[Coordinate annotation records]
------

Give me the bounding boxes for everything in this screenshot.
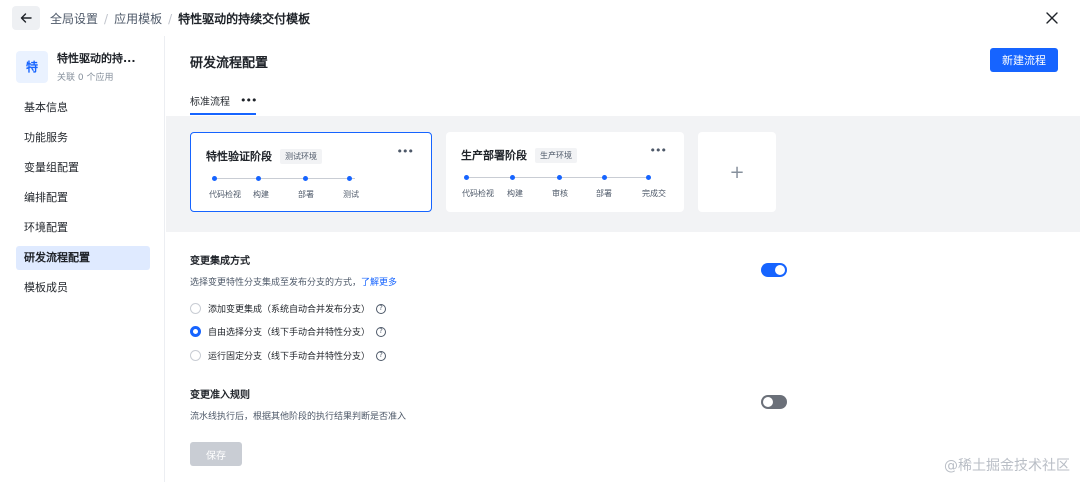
change-admission-toggle[interactable] <box>761 395 787 409</box>
integration-option-auto[interactable]: 添加变更集成（系统自动合并发布分支） ? <box>190 302 387 315</box>
back-button[interactable] <box>12 6 40 30</box>
template-name: 特性驱动的持... <box>57 52 136 65</box>
radio-label: 运行固定分支（线下手动合并特性分支） <box>208 352 371 362</box>
stage-name: 生产部署阶段 <box>461 149 527 162</box>
step-dot <box>510 175 515 180</box>
stage-name: 特性验证阶段 <box>206 150 272 163</box>
stage-menu-icon[interactable]: ••• <box>397 145 414 158</box>
stage-card-production-deploy[interactable]: 生产部署阶段 生产环境 ••• 代码检视 构建 审核 部署 完成交 <box>446 132 684 212</box>
step-label: 构建 <box>507 189 523 198</box>
radio-button-checked[interactable] <box>190 326 201 337</box>
stage-env-badge: 测试环境 <box>280 148 322 164</box>
change-integration-section: 变更集成方式 选择变更特性分支集成至发布分支的方式，了解更多 <box>190 252 397 288</box>
change-admission-section: 变更准入规则 流水线执行后，根据其他阶段的执行结果判断是否准入 <box>190 386 406 422</box>
sidebar-nav: 基本信息 功能服务 变量组配置 编排配置 环境配置 研发流程配置 模板成员 <box>16 96 150 306</box>
sidebar-item-environments[interactable]: 环境配置 <box>16 216 150 240</box>
radio-label: 自由选择分支（线下手动合并特性分支） <box>208 328 371 338</box>
step-dot <box>646 175 651 180</box>
tab-label: 标准流程 <box>190 97 230 108</box>
sidebar-item-variable-groups[interactable]: 变量组配置 <box>16 156 150 180</box>
breadcrumb-separator: / <box>168 11 173 26</box>
top-bar: 全局设置 / 应用模板 / 特性驱动的持续交付模板 <box>0 0 1080 36</box>
breadcrumb-app-templates[interactable]: 应用模板 <box>114 10 162 27</box>
breadcrumb-global-settings[interactable]: 全局设置 <box>50 10 98 27</box>
stage-steps: 代码检视 构建 审核 部署 完成交 <box>446 175 684 205</box>
toggle-knob <box>775 265 785 275</box>
step-label: 部署 <box>596 189 612 198</box>
step-dot <box>212 176 217 181</box>
step-label: 测试 <box>343 190 359 199</box>
change-integration-toggle[interactable] <box>761 263 787 277</box>
new-flow-button[interactable]: 新建流程 <box>990 48 1058 72</box>
radio-button[interactable] <box>190 303 201 314</box>
step-label: 构建 <box>253 190 269 199</box>
sidebar-item-dev-flow[interactable]: 研发流程配置 <box>16 246 150 270</box>
close-icon <box>1046 12 1058 24</box>
step-label: 完成交 <box>642 189 666 198</box>
change-integration-desc: 选择变更特性分支集成至发布分支的方式，了解更多 <box>190 275 397 288</box>
sidebar: 特 特性驱动的持... 关联 0 个应用 基本信息 功能服务 变量组配置 编排配… <box>0 36 165 482</box>
page-title: 研发流程配置 <box>190 56 269 71</box>
stage-menu-icon[interactable]: ••• <box>650 144 667 157</box>
change-integration-title: 变更集成方式 <box>190 256 250 267</box>
watermark: @稀土掘金技术社区 <box>944 458 1070 474</box>
step-dot <box>303 176 308 181</box>
close-button[interactable] <box>1042 8 1062 28</box>
flow-tabs: 标准流程 ••• <box>190 93 257 115</box>
step-label: 审核 <box>552 189 568 198</box>
more-icon[interactable]: ••• <box>240 94 257 107</box>
template-linked-apps: 关联 0 个应用 <box>57 73 114 83</box>
change-admission-desc: 流水线执行后，根据其他阶段的执行结果判断是否准入 <box>190 412 407 422</box>
step-dot <box>464 175 469 180</box>
integration-option-free-select[interactable]: 自由选择分支（线下手动合并特性分支） ? <box>190 325 387 338</box>
main-content: 研发流程配置 新建流程 标准流程 ••• 特性验证阶段 测试环境 ••• 代码检… <box>166 36 1080 482</box>
arrow-left-icon <box>20 13 32 23</box>
stage-steps: 代码检视 构建 部署 测试 <box>191 176 431 206</box>
help-icon[interactable]: ? <box>376 326 387 337</box>
step-dot <box>602 175 607 180</box>
step-label: 代码检视 <box>462 189 494 198</box>
radio-button[interactable] <box>190 350 201 361</box>
integration-option-fixed-branch[interactable]: 运行固定分支（线下手动合并特性分支） ? <box>190 349 387 362</box>
save-button[interactable]: 保存 <box>190 442 242 466</box>
sidebar-item-services[interactable]: 功能服务 <box>16 126 150 150</box>
breadcrumb-separator: / <box>104 11 109 26</box>
step-label: 代码检视 <box>209 190 241 199</box>
sidebar-item-orchestration[interactable]: 编排配置 <box>16 186 150 210</box>
step-dot <box>256 176 261 181</box>
sidebar-item-basic-info[interactable]: 基本信息 <box>16 96 150 120</box>
radio-label: 添加变更集成（系统自动合并发布分支） <box>208 305 371 315</box>
change-admission-title: 变更准入规则 <box>190 390 250 401</box>
breadcrumb-current: 特性驱动的持续交付模板 <box>178 12 311 26</box>
add-stage-button[interactable]: + <box>698 132 776 212</box>
template-avatar: 特 <box>16 50 48 83</box>
toggle-knob <box>763 397 773 407</box>
step-connector <box>215 178 355 179</box>
change-integration-desc-text: 选择变更特性分支集成至发布分支的方式， <box>190 278 362 288</box>
stage-card-feature-verify[interactable]: 特性验证阶段 测试环境 ••• 代码检视 构建 部署 测试 <box>190 132 432 212</box>
help-icon[interactable]: ? <box>376 350 387 361</box>
step-dot <box>347 176 352 181</box>
stage-area: 特性验证阶段 测试环境 ••• 代码检视 构建 部署 测试 生产部署阶段 生产环… <box>166 116 1080 232</box>
tab-standard-flow[interactable]: 标准流程 ••• <box>190 93 257 115</box>
template-card: 特 特性驱动的持... 关联 0 个应用 <box>16 50 147 83</box>
step-dot <box>557 175 562 180</box>
help-icon[interactable]: ? <box>376 303 387 314</box>
learn-more-link[interactable]: 了解更多 <box>361 278 397 288</box>
breadcrumb: 全局设置 / 应用模板 / 特性驱动的持续交付模板 <box>50 10 310 27</box>
stage-env-badge: 生产环境 <box>535 147 577 163</box>
step-label: 部署 <box>298 190 314 199</box>
sidebar-item-members[interactable]: 模板成员 <box>16 276 150 300</box>
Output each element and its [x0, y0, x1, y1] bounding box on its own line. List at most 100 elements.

------

**What is being asked:** Please rewrite the lines from the line with "change-admission-toggle[interactable] <box>761 395" to the line with "breadcrumb-global-settings[interactable]: 全局设置 <box>50", replacing "radio-label" with "option-label" and changing nothing else.

**Correct answer:**
change-admission-toggle[interactable] <box>761 395 787 409</box>
integration-option-auto[interactable]: 添加变更集成（系统自动合并发布分支） ? <box>190 302 387 315</box>
back-button[interactable] <box>12 6 40 30</box>
template-name: 特性驱动的持... <box>57 52 136 65</box>
option-label: 运行固定分支（线下手动合并特性分支） <box>208 352 371 362</box>
stage-name: 生产部署阶段 <box>461 149 527 162</box>
step-dot <box>510 175 515 180</box>
stage-name: 特性验证阶段 <box>206 150 272 163</box>
stage-menu-icon[interactable]: ••• <box>397 145 414 158</box>
stage-card-production-deploy[interactable]: 生产部署阶段 生产环境 ••• 代码检视 构建 审核 部署 完成交 <box>446 132 684 212</box>
step-label: 构建 <box>507 189 523 198</box>
radio-button-checked[interactable] <box>190 326 201 337</box>
stage-env-badge: 测试环境 <box>280 148 322 164</box>
change-integration-section: 变更集成方式 选择变更特性分支集成至发布分支的方式，了解更多 <box>190 252 397 288</box>
change-admission-section: 变更准入规则 流水线执行后，根据其他阶段的执行结果判断是否准入 <box>190 386 406 422</box>
sidebar-nav: 基本信息 功能服务 变量组配置 编排配置 环境配置 研发流程配置 模板成员 <box>16 96 150 306</box>
sidebar-item-environments[interactable]: 环境配置 <box>16 216 150 240</box>
option-label: 自由选择分支（线下手动合并特性分支） <box>208 328 371 338</box>
step-dot <box>646 175 651 180</box>
tab-label: 标准流程 <box>190 97 230 108</box>
sidebar-item-variable-groups[interactable]: 变量组配置 <box>16 156 150 180</box>
breadcrumb-separator: / <box>168 11 173 26</box>
top-bar: 全局设置 / 应用模板 / 特性驱动的持续交付模板 <box>0 0 1080 36</box>
breadcrumb-app-templates[interactable]: 应用模板 <box>114 10 162 27</box>
breadcrumb-global-settings[interactable]: 全局设置 <box>50 10 98 27</box>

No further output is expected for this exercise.